* _Work required_
Give all of the lines again exactly as they read.

## START

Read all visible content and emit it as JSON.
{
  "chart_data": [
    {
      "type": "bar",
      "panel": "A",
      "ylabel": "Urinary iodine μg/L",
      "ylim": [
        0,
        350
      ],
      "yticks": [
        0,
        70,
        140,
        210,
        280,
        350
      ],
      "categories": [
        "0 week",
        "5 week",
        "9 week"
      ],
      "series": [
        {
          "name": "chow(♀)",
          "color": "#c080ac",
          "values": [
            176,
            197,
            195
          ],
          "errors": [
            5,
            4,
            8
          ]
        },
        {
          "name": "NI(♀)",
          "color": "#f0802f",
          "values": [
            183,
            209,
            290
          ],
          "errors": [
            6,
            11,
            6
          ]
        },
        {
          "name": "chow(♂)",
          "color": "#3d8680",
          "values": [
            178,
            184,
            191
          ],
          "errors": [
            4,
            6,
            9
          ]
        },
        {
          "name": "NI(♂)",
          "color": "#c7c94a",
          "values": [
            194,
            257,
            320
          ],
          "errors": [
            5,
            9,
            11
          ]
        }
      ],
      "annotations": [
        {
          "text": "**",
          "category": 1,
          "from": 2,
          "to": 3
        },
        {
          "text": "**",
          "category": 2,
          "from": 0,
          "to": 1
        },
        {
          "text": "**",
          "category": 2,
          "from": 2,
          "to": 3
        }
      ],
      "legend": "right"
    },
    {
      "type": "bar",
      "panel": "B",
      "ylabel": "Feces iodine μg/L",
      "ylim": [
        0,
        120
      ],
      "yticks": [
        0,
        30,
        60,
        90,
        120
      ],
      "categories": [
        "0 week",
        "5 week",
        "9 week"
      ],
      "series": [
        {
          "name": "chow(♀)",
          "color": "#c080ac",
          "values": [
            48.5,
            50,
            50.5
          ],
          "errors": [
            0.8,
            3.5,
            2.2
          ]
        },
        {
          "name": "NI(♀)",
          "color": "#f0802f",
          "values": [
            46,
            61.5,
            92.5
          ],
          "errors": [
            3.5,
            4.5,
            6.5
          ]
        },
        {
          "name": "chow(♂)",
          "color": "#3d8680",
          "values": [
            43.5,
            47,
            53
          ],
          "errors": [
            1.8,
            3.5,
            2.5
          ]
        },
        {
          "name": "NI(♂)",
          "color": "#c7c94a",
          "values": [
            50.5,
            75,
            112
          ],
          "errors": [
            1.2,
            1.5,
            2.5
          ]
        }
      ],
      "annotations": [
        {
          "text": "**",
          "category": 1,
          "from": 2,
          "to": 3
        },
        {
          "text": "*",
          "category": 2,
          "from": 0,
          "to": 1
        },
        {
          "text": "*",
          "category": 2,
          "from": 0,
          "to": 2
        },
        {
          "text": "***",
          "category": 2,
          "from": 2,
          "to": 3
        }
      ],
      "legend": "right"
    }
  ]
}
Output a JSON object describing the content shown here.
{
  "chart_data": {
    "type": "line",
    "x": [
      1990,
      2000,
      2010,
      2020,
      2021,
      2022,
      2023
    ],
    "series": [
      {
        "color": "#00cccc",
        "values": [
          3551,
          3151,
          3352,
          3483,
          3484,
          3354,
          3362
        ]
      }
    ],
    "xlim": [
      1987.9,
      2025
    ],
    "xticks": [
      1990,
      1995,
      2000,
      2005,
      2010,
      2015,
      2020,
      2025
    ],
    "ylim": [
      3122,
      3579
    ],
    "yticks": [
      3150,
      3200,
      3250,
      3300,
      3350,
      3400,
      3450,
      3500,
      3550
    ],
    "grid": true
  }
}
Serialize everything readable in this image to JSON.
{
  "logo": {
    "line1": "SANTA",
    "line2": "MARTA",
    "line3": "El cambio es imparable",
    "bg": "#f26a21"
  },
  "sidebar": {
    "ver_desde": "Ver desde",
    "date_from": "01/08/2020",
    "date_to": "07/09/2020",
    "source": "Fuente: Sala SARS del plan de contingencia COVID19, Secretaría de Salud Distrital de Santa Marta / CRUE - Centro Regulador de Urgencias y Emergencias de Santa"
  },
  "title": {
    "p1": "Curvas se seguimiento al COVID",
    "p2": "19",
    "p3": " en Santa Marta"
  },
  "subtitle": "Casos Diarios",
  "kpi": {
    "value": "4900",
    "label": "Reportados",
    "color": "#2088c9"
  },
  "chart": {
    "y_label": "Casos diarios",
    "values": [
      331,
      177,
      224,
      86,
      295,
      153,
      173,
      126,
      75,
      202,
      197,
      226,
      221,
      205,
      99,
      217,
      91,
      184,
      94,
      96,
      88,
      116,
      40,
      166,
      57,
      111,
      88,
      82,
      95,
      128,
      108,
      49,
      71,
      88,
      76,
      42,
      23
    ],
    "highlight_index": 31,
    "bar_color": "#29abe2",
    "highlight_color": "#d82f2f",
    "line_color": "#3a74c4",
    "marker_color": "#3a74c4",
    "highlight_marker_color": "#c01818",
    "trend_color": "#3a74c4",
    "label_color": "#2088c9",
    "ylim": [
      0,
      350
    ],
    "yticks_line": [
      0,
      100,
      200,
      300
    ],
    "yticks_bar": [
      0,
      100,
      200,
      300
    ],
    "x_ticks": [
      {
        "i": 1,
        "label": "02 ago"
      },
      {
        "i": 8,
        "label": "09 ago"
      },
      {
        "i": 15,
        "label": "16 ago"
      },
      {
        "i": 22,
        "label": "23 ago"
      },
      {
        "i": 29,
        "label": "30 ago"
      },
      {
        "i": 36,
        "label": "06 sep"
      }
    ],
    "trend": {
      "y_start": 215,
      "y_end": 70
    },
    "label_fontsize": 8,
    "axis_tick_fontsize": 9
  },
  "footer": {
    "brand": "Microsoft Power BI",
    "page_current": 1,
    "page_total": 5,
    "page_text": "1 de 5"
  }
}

## END

* _The reply_
Read all visible content and emit it as JSON.
{
  "chart_data": [
    {
      "type": "bar",
      "panel": "A",
      "ylabel": "Urinary iodine μg/L",
      "ylim": [
        0,
        350
      ],
      "yticks": [
        0,
        70,
        140,
        210,
        280,
        350
      ],
      "categories": [
        "0 week",
        "5 week",
        "9 week"
      ],
      "series": [
        {
          "name": "chow(♀)",
          "color": "#c080ac",
          "values": [
            176,
            197,
            195
          ],
          "errors": [
            5,
            4,
            8
          ]
        },
        {
          "name": "NI(♀)",
          "color": "#f0802f",
          "values": [
            183,
            209,
            290
          ],
          "errors": [
            6,
            11,
            6
          ]
        },
        {
          "name": "chow(♂)",
          "color": "#3d8680",
          "values": [
            178,
            184,
            191
          ],
          "errors": [
            4,
            6,
            9
          ]
        },
        {
          "name": "NI(♂)",
          "color": "#c7c94a",
          "values": [
            194,
            257,
            320
          ],
          "errors": [
            5,
            9,
            11
          ]
        }
      ],
      "annotations": [
        {
          "text": "**",
          "category": 1,
          "from": 2,
          "to": 3
        },
        {
          "text": "**",
          "category": 2,
          "from": 0,
          "to": 1
        },
        {
          "text": "**",
          "category": 2,
          "from": 2,
          "to": 3
        }
      ],
      "legend": "right"
    },
    {
      "type": "bar",
      "panel": "B",
      "ylabel": "Feces iodine μg/L",
      "ylim": [
        0,
        120
      ],
      "yticks": [
        0,
        30,
        60,
        90,
        120
      ],
      "categories": [
        "0 week",
        "5 week",
        "9 week"
      ],
      "series": [
        {
          "name": "chow(♀)",
          "color": "#c080ac",
          "values": [
            48.5,
            50,
            50.5
          ],
          "errors": [
            0.8,
            3.5,
            2.2
          ]
        },
        {
          "name": "NI(♀)",
          "color": "#f0802f",
          "values": [
            46,
            61.5,
            92.5
          ],
          "errors": [
            3.5,
            4.5,
            6.5
          ]
        },
        {
          "name": "chow(♂)",
          "color": "#3d8680",
          "values": [
            43.5,
            47,
            53
          ],
          "errors": [
            1.8,
            3.5,
            2.5
          ]
        },
        {
          "name": "NI(♂)",
          "color": "#c7c94a",
          "values": [
            50.5,
            75,
            112
          ],
          "errors": [
            1.2,
            1.5,
            2.5
          ]
        }
      ],
      "annotations": [
        {
          "text": "**",
          "category": 1,
          "from": 2,
          "to": 3
        },
        {
          "text": "*",
          "category": 2,
          "from": 0,
          "to": 1
        },
        {
          "text": "*",
          "category": 2,
          "from": 0,
          "to": 2
        },
        {
          "text": "***",
          "category": 2,
          "from": 2,
          "to": 3
        }
      ],
      "legend": "right"
    }
  ]
}
Output a JSON object describing the content shown here.
{
  "chart_data": {
    "type": "line",
    "x": [
      1990,
      2000,
      2010,
      2020,
      2021,
      2022,
      2023
    ],
    "series": [
      {
        "color": "#00cccc",
        "values": [
          3551,
          3151,
          3352,
          3483,
          3484,
          3354,
          3362
        ]
      }
    ],
    "xlim": [
      1987.9,
      2025
    ],
    "xticks": [
      1990,
      1995,
      2000,
      2005,
      2010,
      2015,
      2020,
      2025
    ],
    "ylim": [
      3122,
      3579
    ],
    "yticks": [
      3150,
      3200,
      3250,
      3300,
      3350,
      3400,
      3450,
      3500,
      3550
    ],
    "grid": true
  }
}
Serialize everything readable in this image to JSON.
{
  "logo": {
    "line1": "SANTA",
    "line2": "MARTA",
    "line3": "El cambio es imparable",
    "bg": "#f26a21"
  },
  "sidebar": {
    "ver_desde": "Ver desde",
    "date_from": "01/08/2020",
    "date_to": "07/09/2020",
    "source": "Fuente: Sala SARS del plan de contingencia COVID19, Secretaría de Salud Distrital de Santa Marta / CRUE - Centro Regulador de Urgencias y Emergencias de Santa"
  },
  "title": {
    "p1": "Curvas se seguimiento al COVID",
    "p2": "19",
    "p3": " en Santa Marta"
  },
  "subtitle": "Casos Diarios",
  "kpi": {
    "value": "4900",
    "label": "Reportados",
    "color": "#2088c9"
  },
  "chart": {
    "y_label": "Casos diarios",
    "values": [
      331,
      177,
      224,
      86,
      295,
      153,
      173,
      126,
      75,
      202,
      197,
      226,
      221,
      205,
      99,
      217,
      91,
      184,
      94,
      96,
      88,
      116,
      40,
      166,
      57,
      111,
      88,
      82,
      95,
      128,
      108,
      49,
      71,
      88,
      76,
      42,
      23
    ],
    "highlight_index": 31,
    "bar_color": "#29abe2",
    "highlight_color": "#d82f2f",
    "line_color": "#3a74c4",
    "marker_color": "#3a74c4",
    "highlight_marker_color": "#c01818",
    "trend_color": "#3a74c4",
    "label_color": "#2088c9",
    "ylim": [
      0,
      350
    ],
    "yticks_line": [
      0,
      100,
      200,
      300
    ],
    "yticks_bar": [
      0,
      100,
      200,
      300
    ],
    "x_ticks": [
      {
        "i": 1,
        "label": "02 ago"
      },
      {
        "i": 8,
        "label": "09 ago"
      },
      {
        "i": 15,
        "label": "16 ago"
      },
      {
        "i": 22,
        "label": "23 ago"
      },
      {
        "i": 29,
        "label": "30 ago"
      },
      {
        "i": 36,
        "label": "06 sep"
      }
    ],
    "trend": {
      "y_start": 215,
      "y_end": 70
    },
    "label_fontsize": 8,
    "axis_tick_fontsize": 9
  },
  "footer": {
    "brand": "Microsoft Power BI",
    "page_current": 1,
    "page_total": 5,
    "page_text": "1 de 5"
  }
}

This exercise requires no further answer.